** Written request **
Without altering anything, repeat each of the records.

** Input for this task **
================
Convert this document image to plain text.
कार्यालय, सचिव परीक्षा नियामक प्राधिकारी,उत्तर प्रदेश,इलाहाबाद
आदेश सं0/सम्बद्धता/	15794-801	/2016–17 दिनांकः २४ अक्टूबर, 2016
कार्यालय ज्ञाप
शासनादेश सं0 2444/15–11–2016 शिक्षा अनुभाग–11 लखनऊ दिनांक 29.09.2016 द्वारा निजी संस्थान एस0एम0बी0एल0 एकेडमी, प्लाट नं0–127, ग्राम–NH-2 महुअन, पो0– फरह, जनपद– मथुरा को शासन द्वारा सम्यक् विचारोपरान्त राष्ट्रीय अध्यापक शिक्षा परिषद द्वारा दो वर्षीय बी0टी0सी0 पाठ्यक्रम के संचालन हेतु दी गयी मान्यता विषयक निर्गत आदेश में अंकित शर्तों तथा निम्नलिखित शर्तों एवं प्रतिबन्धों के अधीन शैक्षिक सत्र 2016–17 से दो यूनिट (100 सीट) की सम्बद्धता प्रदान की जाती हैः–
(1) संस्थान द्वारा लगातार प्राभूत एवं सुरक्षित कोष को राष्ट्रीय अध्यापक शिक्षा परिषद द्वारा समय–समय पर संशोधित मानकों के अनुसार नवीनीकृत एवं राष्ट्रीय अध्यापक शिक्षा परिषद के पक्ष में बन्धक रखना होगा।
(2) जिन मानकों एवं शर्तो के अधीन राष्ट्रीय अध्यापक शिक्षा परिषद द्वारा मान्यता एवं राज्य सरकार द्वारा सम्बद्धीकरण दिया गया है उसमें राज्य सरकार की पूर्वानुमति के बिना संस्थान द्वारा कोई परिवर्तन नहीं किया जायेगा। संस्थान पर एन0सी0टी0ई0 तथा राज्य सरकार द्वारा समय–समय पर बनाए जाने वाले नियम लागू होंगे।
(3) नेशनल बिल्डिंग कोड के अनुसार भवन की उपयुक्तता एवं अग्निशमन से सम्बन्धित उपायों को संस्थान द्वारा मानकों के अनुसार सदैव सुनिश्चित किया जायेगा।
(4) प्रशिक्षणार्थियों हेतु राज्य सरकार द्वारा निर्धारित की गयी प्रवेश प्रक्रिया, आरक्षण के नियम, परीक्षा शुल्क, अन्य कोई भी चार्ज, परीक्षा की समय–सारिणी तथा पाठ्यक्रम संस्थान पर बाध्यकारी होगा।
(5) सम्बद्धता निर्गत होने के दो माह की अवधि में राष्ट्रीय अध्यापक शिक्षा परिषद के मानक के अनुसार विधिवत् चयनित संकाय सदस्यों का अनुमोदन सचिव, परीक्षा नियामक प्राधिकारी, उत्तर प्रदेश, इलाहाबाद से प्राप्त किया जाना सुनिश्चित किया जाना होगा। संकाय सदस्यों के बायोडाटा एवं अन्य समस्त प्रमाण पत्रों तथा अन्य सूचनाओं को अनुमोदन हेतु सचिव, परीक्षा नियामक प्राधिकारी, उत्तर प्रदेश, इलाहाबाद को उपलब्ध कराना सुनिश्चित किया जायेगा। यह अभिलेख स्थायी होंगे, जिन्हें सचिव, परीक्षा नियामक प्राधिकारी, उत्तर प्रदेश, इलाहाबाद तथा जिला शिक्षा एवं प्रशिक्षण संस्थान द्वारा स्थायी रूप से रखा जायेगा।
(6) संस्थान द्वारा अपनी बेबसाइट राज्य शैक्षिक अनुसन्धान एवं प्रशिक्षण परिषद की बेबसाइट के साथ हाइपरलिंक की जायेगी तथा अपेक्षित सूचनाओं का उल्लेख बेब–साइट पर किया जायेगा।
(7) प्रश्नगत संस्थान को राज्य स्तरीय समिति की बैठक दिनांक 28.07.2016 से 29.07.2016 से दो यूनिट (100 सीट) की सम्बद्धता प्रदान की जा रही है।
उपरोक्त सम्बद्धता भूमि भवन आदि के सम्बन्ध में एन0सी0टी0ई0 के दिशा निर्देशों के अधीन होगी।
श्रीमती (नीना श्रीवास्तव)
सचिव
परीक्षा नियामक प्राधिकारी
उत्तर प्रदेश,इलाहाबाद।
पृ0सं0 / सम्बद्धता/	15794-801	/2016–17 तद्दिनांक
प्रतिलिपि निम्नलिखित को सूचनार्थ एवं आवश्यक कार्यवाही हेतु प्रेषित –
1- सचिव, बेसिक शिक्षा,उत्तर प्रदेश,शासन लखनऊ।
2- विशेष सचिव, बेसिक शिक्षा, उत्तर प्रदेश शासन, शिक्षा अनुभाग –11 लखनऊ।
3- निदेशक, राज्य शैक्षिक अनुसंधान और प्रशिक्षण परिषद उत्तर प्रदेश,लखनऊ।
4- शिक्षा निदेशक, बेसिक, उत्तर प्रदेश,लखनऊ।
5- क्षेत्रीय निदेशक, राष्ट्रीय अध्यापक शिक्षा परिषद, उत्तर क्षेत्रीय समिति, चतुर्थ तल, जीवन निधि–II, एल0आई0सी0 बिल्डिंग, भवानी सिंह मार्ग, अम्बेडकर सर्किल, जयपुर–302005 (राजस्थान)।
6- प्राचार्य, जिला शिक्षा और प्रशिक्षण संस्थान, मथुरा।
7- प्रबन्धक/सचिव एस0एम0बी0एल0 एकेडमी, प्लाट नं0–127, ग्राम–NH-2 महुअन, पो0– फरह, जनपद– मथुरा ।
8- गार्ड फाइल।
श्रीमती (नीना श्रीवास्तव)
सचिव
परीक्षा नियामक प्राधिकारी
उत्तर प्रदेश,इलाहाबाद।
================
** Correct result **
Convert this document image to plain text.
कार्यालय, सचिव परीक्षा नियामक प्राधिकारी,उत्तर प्रदेश,इलाहाबाद
आदेश सं0/सम्बद्धता/	15794-801	/2016–17 दिनांकः २४ अक्टूबर, 2016
कार्यालय ज्ञाप
शासनादेश सं0 2444/15–11–2016 शिक्षा अनुभाग–11 लखनऊ दिनांक 29.09.2016 द्वारा निजी संस्थान एस0एम0बी0एल0 एकेडमी, प्लाट नं0–127, ग्राम–NH-2 महुअन, पो0– फरह, जनपद– मथुरा को शासन द्वारा सम्यक् विचारोपरान्त राष्ट्रीय अध्यापक शिक्षा परिषद द्वारा दो वर्षीय बी0टी0सी0 पाठ्यक्रम के संचालन हेतु दी गयी मान्यता विषयक निर्गत आदेश में अंकित शर्तों तथा निम्नलिखित शर्तों एवं प्रतिबन्धों के अधीन शैक्षिक सत्र 2016–17 से दो यूनिट (100 सीट) की सम्बद्धता प्रदान की जाती हैः–
(1) संस्थान द्वारा लगातार प्राभूत एवं सुरक्षित कोष को राष्ट्रीय अध्यापक शिक्षा परिषद द्वारा समय–समय पर संशोधित मानकों के अनुसार नवीनीकृत एवं राष्ट्रीय अध्यापक शिक्षा परिषद के पक्ष में बन्धक रखना होगा।
(2) जिन मानकों एवं शर्तो के अधीन राष्ट्रीय अध्यापक शिक्षा परिषद द्वारा मान्यता एवं राज्य सरकार द्वारा सम्बद्धीकरण दिया गया है उसमें राज्य सरकार की पूर्वानुमति के बिना संस्थान द्वारा कोई परिवर्तन नहीं किया जायेगा। संस्थान पर एन0सी0टी0ई0 तथा राज्य सरकार द्वारा समय–समय पर बनाए जाने वाले नियम लागू होंगे।
(3) नेशनल बिल्डिंग कोड के अनुसार भवन की उपयुक्तता एवं अग्निशमन से सम्बन्धित उपायों को संस्थान द्वारा मानकों के अनुसार सदैव सुनिश्चित किया जायेगा।
(4) प्रशिक्षणार्थियों हेतु राज्य सरकार द्वारा निर्धारित की गयी प्रवेश प्रक्रिया, आरक्षण के नियम, परीक्षा शुल्क, अन्य कोई भी चार्ज, परीक्षा की समय–सारिणी तथा पाठ्यक्रम संस्थान पर बाध्यकारी होगा।
(5) सम्बद्धता निर्गत होने के दो माह की अवधि में राष्ट्रीय अध्यापक शिक्षा परिषद के मानक के अनुसार विधिवत् चयनित संकाय सदस्यों का अनुमोदन सचिव, परीक्षा नियामक प्राधिकारी, उत्तर प्रदेश, इलाहाबाद से प्राप्त किया जाना सुनिश्चित किया जाना होगा। संकाय सदस्यों के बायोडाटा एवं अन्य समस्त प्रमाण पत्रों तथा अन्य सूचनाओं को अनुमोदन हेतु सचिव, परीक्षा नियामक प्राधिकारी, उत्तर प्रदेश, इलाहाबाद को उपलब्ध कराना सुनिश्चित किया जायेगा। यह अभिलेख स्थायी होंगे, जिन्हें सचिव, परीक्षा नियामक प्राधिकारी, उत्तर प्रदेश, इलाहाबाद तथा जिला शिक्षा एवं प्रशिक्षण संस्थान द्वारा स्थायी रूप से रखा जायेगा।
(6) संस्थान द्वारा अपनी बेबसाइट राज्य शैक्षिक अनुसन्धान एवं प्रशिक्षण परिषद की बेबसाइट के साथ हाइपरलिंक की जायेगी तथा अपेक्षित सूचनाओं का उल्लेख बेब–साइट पर किया जायेगा।
(7) प्रश्नगत संस्थान को राज्य स्तरीय समिति की बैठक दिनांक 28.07.2016 से 29.07.2016 से दो यूनिट (100 सीट) की सम्बद्धता प्रदान की जा रही है।
उपरोक्त सम्बद्धता भूमि भवन आदि के सम्बन्ध में एन0सी0टी0ई0 के दिशा निर्देशों के अधीन होगी।
श्रीमती (नीना श्रीवास्तव)
सचिव
परीक्षा नियामक प्राधिकारी
उत्तर प्रदेश,इलाहाबाद।
पृ0सं0 / सम्बद्धता/	15794-801	/2016–17 तद्दिनांक
प्रतिलिपि निम्नलिखित को सूचनार्थ एवं आवश्यक कार्यवाही हेतु प्रेषित –
1- सचिव, बेसिक शिक्षा,उत्तर प्रदेश,शासन लखनऊ।
2- विशेष सचिव, बेसिक शिक्षा, उत्तर प्रदेश शासन, शिक्षा अनुभाग –11 लखनऊ।
3- निदेशक, राज्य शैक्षिक अनुसंधान और प्रशिक्षण परिषद उत्तर प्रदेश,लखनऊ।
4- शिक्षा निदेशक, बेसिक, उत्तर प्रदेश,लखनऊ।
5- क्षेत्रीय निदेशक, राष्ट्रीय अध्यापक शिक्षा परिषद, उत्तर क्षेत्रीय समिति, चतुर्थ तल, जीवन निधि–II, एल0आई0सी0 बिल्डिंग, भवानी सिंह मार्ग, अम्बेडकर सर्किल, जयपुर–302005 (राजस्थान)।
6- प्राचार्य, जिला शिक्षा और प्रशिक्षण संस्थान, मथुरा।
7- प्रबन्धक/सचिव एस0एम0बी0एल0 एकेडमी, प्लाट नं0–127, ग्राम–NH-2 महुअन, पो0– फरह, जनपद– मथुरा ।
8- गार्ड फाइल।
श्रीमती (नीना श्रीवास्तव)
सचिव
परीक्षा नियामक प्राधिकारी
उत्तर प्रदेश,इलाहाबाद।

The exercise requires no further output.